▸ **WHAT TO PRODUCE**
Filter the records below down to lines containing "πρώτου".

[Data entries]
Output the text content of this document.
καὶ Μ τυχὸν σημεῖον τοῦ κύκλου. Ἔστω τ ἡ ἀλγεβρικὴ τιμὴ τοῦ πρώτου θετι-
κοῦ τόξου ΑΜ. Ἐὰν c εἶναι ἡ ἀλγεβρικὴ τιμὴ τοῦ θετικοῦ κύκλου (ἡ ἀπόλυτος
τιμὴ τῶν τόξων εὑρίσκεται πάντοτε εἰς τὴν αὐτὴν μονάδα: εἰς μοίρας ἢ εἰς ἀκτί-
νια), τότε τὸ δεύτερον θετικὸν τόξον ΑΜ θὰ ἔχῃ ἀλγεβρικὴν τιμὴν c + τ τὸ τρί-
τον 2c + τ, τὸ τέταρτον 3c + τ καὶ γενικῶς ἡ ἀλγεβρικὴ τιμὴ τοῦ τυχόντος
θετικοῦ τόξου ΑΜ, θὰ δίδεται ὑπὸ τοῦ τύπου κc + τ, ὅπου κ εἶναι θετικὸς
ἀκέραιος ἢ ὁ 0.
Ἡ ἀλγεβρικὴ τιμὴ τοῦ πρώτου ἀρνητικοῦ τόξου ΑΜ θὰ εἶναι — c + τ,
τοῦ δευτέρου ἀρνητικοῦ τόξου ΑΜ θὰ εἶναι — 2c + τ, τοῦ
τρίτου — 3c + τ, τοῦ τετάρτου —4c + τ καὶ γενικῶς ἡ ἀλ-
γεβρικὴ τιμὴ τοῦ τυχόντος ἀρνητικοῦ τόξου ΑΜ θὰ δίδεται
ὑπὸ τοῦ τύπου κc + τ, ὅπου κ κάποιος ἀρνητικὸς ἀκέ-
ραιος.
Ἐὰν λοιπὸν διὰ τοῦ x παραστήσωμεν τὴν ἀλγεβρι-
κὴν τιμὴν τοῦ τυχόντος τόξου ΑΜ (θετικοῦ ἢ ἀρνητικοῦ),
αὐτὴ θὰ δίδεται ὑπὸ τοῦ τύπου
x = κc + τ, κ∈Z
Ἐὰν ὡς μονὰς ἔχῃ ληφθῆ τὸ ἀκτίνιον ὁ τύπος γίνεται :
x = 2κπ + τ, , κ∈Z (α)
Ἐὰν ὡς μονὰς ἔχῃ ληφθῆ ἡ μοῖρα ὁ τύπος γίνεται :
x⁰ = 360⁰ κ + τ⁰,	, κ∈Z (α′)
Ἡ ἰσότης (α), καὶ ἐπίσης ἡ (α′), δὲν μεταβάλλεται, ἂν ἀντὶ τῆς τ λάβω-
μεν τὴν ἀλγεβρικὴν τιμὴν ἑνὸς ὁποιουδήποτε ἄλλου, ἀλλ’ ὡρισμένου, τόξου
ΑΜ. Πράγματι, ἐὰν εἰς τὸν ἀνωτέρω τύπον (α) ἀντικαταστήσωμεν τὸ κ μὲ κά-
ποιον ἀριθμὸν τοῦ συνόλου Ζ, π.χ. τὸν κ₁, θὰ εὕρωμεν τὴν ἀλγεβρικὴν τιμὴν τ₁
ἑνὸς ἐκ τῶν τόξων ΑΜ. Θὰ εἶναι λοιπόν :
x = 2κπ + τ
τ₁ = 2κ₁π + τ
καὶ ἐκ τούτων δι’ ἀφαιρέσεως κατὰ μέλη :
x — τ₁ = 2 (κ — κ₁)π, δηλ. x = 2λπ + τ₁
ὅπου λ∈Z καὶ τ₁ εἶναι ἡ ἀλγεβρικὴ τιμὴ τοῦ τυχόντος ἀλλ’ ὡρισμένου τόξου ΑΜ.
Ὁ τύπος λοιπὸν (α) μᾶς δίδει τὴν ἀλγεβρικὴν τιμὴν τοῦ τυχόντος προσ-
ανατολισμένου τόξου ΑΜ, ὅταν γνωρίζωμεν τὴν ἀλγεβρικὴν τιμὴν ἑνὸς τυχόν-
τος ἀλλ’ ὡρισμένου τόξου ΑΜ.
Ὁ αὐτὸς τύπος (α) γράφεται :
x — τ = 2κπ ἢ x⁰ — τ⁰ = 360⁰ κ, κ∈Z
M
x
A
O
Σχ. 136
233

▸ **SOLUTION TO THE PROBLEM**
καὶ Μ τυχὸν σημεῖον τοῦ κύκλου. Ἔστω τ ἡ ἀλγεβρικὴ τιμὴ τοῦ πρώτου θετι-
Ἡ ἀλγεβρικὴ τιμὴ τοῦ πρώτου ἀρνητικοῦ τόξου ΑΜ θὰ εἶναι — c + τ,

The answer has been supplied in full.